— START TASK MATERIAL —

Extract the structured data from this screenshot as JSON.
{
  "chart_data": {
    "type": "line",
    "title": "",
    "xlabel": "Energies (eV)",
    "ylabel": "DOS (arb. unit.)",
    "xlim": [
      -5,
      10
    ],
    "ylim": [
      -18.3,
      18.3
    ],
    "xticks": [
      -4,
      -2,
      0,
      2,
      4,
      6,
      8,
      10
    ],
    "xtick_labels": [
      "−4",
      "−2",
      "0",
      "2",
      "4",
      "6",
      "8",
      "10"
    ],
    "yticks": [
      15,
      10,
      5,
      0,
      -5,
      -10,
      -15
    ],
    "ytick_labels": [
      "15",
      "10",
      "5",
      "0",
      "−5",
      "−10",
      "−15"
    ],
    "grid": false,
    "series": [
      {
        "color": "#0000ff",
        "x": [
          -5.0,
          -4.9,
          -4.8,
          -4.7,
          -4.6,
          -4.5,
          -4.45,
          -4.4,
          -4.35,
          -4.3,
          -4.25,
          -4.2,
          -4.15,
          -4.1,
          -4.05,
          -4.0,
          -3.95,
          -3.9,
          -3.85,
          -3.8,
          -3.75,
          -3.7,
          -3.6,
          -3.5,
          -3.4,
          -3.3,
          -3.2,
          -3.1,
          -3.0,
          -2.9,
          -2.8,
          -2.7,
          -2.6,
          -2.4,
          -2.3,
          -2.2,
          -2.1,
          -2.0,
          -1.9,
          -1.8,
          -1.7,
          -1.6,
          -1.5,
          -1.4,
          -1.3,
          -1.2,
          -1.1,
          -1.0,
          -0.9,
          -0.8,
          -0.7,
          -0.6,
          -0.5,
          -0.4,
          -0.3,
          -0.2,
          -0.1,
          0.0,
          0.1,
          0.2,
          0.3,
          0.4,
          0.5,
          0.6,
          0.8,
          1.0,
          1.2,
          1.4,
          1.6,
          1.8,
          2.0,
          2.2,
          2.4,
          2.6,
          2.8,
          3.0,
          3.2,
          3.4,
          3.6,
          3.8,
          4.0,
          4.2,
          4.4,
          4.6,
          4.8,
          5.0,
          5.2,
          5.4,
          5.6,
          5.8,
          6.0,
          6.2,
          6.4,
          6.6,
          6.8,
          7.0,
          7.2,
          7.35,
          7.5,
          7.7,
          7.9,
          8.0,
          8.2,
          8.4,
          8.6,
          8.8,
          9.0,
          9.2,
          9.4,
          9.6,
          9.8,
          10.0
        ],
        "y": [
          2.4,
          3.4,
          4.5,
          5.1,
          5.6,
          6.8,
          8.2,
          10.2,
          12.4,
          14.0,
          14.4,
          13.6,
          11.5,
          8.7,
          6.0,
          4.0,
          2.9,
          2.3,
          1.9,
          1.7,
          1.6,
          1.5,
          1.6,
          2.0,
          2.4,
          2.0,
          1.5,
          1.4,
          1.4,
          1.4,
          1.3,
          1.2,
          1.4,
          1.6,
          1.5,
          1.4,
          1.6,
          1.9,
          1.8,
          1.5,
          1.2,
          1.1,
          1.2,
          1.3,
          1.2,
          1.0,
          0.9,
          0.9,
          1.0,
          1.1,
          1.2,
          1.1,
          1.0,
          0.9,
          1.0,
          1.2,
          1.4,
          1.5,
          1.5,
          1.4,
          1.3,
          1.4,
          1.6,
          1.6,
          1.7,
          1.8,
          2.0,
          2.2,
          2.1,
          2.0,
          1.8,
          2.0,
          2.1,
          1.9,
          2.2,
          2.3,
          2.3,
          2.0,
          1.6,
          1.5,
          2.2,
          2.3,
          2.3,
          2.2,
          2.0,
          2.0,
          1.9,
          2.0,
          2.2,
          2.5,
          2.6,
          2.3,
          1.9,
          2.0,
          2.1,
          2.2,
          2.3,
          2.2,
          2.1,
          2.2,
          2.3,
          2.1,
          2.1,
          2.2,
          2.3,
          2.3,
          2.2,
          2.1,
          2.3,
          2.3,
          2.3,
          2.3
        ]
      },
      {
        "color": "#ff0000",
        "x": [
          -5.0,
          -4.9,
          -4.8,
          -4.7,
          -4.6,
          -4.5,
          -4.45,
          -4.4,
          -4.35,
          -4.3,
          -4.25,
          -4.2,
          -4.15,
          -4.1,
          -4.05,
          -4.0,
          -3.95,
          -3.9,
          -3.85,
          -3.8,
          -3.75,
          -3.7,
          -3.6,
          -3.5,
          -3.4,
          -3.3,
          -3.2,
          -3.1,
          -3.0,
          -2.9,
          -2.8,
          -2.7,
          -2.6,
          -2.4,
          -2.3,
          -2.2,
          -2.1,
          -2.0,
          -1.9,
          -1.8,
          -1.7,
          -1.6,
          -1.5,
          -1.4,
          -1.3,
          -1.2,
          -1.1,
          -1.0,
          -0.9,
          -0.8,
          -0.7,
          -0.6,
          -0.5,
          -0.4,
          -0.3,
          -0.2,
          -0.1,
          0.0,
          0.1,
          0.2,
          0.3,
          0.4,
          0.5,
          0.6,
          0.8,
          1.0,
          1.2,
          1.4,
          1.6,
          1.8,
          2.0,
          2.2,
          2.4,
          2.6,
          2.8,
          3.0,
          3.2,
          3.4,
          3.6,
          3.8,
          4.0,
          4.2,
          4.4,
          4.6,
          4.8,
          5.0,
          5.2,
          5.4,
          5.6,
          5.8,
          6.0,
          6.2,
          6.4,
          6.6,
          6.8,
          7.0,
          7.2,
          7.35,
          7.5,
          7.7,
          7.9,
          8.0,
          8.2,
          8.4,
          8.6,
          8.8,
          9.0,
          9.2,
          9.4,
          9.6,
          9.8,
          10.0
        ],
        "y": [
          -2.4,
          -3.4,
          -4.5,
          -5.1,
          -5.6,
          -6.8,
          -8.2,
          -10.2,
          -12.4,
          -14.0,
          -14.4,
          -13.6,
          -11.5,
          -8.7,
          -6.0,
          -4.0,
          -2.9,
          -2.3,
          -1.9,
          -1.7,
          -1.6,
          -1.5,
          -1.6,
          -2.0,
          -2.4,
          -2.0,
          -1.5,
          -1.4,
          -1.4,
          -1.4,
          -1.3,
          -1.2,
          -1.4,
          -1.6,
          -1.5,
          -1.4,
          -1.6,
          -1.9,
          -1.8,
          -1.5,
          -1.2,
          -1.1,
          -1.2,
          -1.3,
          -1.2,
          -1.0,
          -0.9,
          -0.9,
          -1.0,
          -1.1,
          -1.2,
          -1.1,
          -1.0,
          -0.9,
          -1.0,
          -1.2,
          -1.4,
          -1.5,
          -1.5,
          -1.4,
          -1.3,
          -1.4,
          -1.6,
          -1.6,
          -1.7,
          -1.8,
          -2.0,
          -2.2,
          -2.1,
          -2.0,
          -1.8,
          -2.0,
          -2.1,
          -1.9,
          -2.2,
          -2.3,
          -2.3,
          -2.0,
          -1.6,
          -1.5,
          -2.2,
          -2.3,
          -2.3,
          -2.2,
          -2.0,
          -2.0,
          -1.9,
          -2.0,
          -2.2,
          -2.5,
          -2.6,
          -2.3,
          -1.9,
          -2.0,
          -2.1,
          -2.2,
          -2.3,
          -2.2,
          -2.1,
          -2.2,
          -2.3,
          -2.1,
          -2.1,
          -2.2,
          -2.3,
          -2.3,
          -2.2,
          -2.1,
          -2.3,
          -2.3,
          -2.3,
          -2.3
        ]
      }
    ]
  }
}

— END TASK MATERIAL —

Repeat the preceding lines exactly, please, every one of them.

# ANSWER FOR THIS EXERCISE
Extract the structured data from this screenshot as JSON.
{
  "chart_data": {
    "type": "line",
    "title": "",
    "xlabel": "Energies (eV)",
    "ylabel": "DOS (arb. unit.)",
    "xlim": [
      -5,
      10
    ],
    "ylim": [
      -18.3,
      18.3
    ],
    "xticks": [
      -4,
      -2,
      0,
      2,
      4,
      6,
      8,
      10
    ],
    "xtick_labels": [
      "−4",
      "−2",
      "0",
      "2",
      "4",
      "6",
      "8",
      "10"
    ],
    "yticks": [
      15,
      10,
      5,
      0,
      -5,
      -10,
      -15
    ],
    "ytick_labels": [
      "15",
      "10",
      "5",
      "0",
      "−5",
      "−10",
      "−15"
    ],
    "grid": false,
    "series": [
      {
        "color": "#0000ff",
        "x": [
          -5.0,
          -4.9,
          -4.8,
          -4.7,
          -4.6,
          -4.5,
          -4.45,
          -4.4,
          -4.35,
          -4.3,
          -4.25,
          -4.2,
          -4.15,
          -4.1,
          -4.05,
          -4.0,
          -3.95,
          -3.9,
          -3.85,
          -3.8,
          -3.75,
          -3.7,
          -3.6,
          -3.5,
          -3.4,
          -3.3,
          -3.2,
          -3.1,
          -3.0,
          -2.9,
          -2.8,
          -2.7,
          -2.6,
          -2.4,
          -2.3,
          -2.2,
          -2.1,
          -2.0,
          -1.9,
          -1.8,
          -1.7,
          -1.6,
          -1.5,
          -1.4,
          -1.3,
          -1.2,
          -1.1,
          -1.0,
          -0.9,
          -0.8,
          -0.7,
          -0.6,
          -0.5,
          -0.4,
          -0.3,
          -0.2,
          -0.1,
          0.0,
          0.1,
          0.2,
          0.3,
          0.4,
          0.5,
          0.6,
          0.8,
          1.0,
          1.2,
          1.4,
          1.6,
          1.8,
          2.0,
          2.2,
          2.4,
          2.6,
          2.8,
          3.0,
          3.2,
          3.4,
          3.6,
          3.8,
          4.0,
          4.2,
          4.4,
          4.6,
          4.8,
          5.0,
          5.2,
          5.4,
          5.6,
          5.8,
          6.0,
          6.2,
          6.4,
          6.6,
          6.8,
          7.0,
          7.2,
          7.35,
          7.5,
          7.7,
          7.9,
          8.0,
          8.2,
          8.4,
          8.6,
          8.8,
          9.0,
          9.2,
          9.4,
          9.6,
          9.8,
          10.0
        ],
        "y": [
          2.4,
          3.4,
          4.5,
          5.1,
          5.6,
          6.8,
          8.2,
          10.2,
          12.4,
          14.0,
          14.4,
          13.6,
          11.5,
          8.7,
          6.0,
          4.0,
          2.9,
          2.3,
          1.9,
          1.7,
          1.6,
          1.5,
          1.6,
          2.0,
          2.4,
          2.0,
          1.5,
          1.4,
          1.4,
          1.4,
          1.3,
          1.2,
          1.4,
          1.6,
          1.5,
          1.4,
          1.6,
          1.9,
          1.8,
          1.5,
          1.2,
          1.1,
          1.2,
          1.3,
          1.2,
          1.0,
          0.9,
          0.9,
          1.0,
          1.1,
          1.2,
          1.1,
          1.0,
          0.9,
          1.0,
          1.2,
          1.4,
          1.5,
          1.5,
          1.4,
          1.3,
          1.4,
          1.6,
          1.6,
          1.7,
          1.8,
          2.0,
          2.2,
          2.1,
          2.0,
          1.8,
          2.0,
          2.1,
          1.9,
          2.2,
          2.3,
          2.3,
          2.0,
          1.6,
          1.5,
          2.2,
          2.3,
          2.3,
          2.2,
          2.0,
          2.0,
          1.9,
          2.0,
          2.2,
          2.5,
          2.6,
          2.3,
          1.9,
          2.0,
          2.1,
          2.2,
          2.3,
          2.2,
          2.1,
          2.2,
          2.3,
          2.1,
          2.1,
          2.2,
          2.3,
          2.3,
          2.2,
          2.1,
          2.3,
          2.3,
          2.3,
          2.3
        ]
      },
      {
        "color": "#ff0000",
        "x": [
          -5.0,
          -4.9,
          -4.8,
          -4.7,
          -4.6,
          -4.5,
          -4.45,
          -4.4,
          -4.35,
          -4.3,
          -4.25,
          -4.2,
          -4.15,
          -4.1,
          -4.05,
          -4.0,
          -3.95,
          -3.9,
          -3.85,
          -3.8,
          -3.75,
          -3.7,
          -3.6,
          -3.5,
          -3.4,
          -3.3,
          -3.2,
          -3.1,
          -3.0,
          -2.9,
          -2.8,
          -2.7,
          -2.6,
          -2.4,
          -2.3,
          -2.2,
          -2.1,
          -2.0,
          -1.9,
          -1.8,
          -1.7,
          -1.6,
          -1.5,
          -1.4,
          -1.3,
          -1.2,
          -1.1,
          -1.0,
          -0.9,
          -0.8,
          -0.7,
          -0.6,
          -0.5,
          -0.4,
          -0.3,
          -0.2,
          -0.1,
          0.0,
          0.1,
          0.2,
          0.3,
          0.4,
          0.5,
          0.6,
          0.8,
          1.0,
          1.2,
          1.4,
          1.6,
          1.8,
          2.0,
          2.2,
          2.4,
          2.6,
          2.8,
          3.0,
          3.2,
          3.4,
          3.6,
          3.8,
          4.0,
          4.2,
          4.4,
          4.6,
          4.8,
          5.0,
          5.2,
          5.4,
          5.6,
          5.8,
          6.0,
          6.2,
          6.4,
          6.6,
          6.8,
          7.0,
          7.2,
          7.35,
          7.5,
          7.7,
          7.9,
          8.0,
          8.2,
          8.4,
          8.6,
          8.8,
          9.0,
          9.2,
          9.4,
          9.6,
          9.8,
          10.0
        ],
        "y": [
          -2.4,
          -3.4,
          -4.5,
          -5.1,
          -5.6,
          -6.8,
          -8.2,
          -10.2,
          -12.4,
          -14.0,
          -14.4,
          -13.6,
          -11.5,
          -8.7,
          -6.0,
          -4.0,
          -2.9,
          -2.3,
          -1.9,
          -1.7,
          -1.6,
          -1.5,
          -1.6,
          -2.0,
          -2.4,
          -2.0,
          -1.5,
          -1.4,
          -1.4,
          -1.4,
          -1.3,
          -1.2,
          -1.4,
          -1.6,
          -1.5,
          -1.4,
          -1.6,
          -1.9,
          -1.8,
          -1.5,
          -1.2,
          -1.1,
          -1.2,
          -1.3,
          -1.2,
          -1.0,
          -0.9,
          -0.9,
          -1.0,
          -1.1,
          -1.2,
          -1.1,
          -1.0,
          -0.9,
          -1.0,
          -1.2,
          -1.4,
          -1.5,
          -1.5,
          -1.4,
          -1.3,
          -1.4,
          -1.6,
          -1.6,
          -1.7,
          -1.8,
          -2.0,
          -2.2,
          -2.1,
          -2.0,
          -1.8,
          -2.0,
          -2.1,
          -1.9,
          -2.2,
          -2.3,
          -2.3,
          -2.0,
          -1.6,
          -1.5,
          -2.2,
          -2.3,
          -2.3,
          -2.2,
          -2.0,
          -2.0,
          -1.9,
          -2.0,
          -2.2,
          -2.5,
          -2.6,
          -2.3,
          -1.9,
          -2.0,
          -2.1,
          -2.2,
          -2.3,
          -2.2,
          -2.1,
          -2.2,
          -2.3,
          -2.1,
          -2.1,
          -2.2,
          -2.3,
          -2.3,
          -2.2,
          -2.1,
          -2.3,
          -2.3,
          -2.3,
          -2.3
        ]
      }
    ]
  }
}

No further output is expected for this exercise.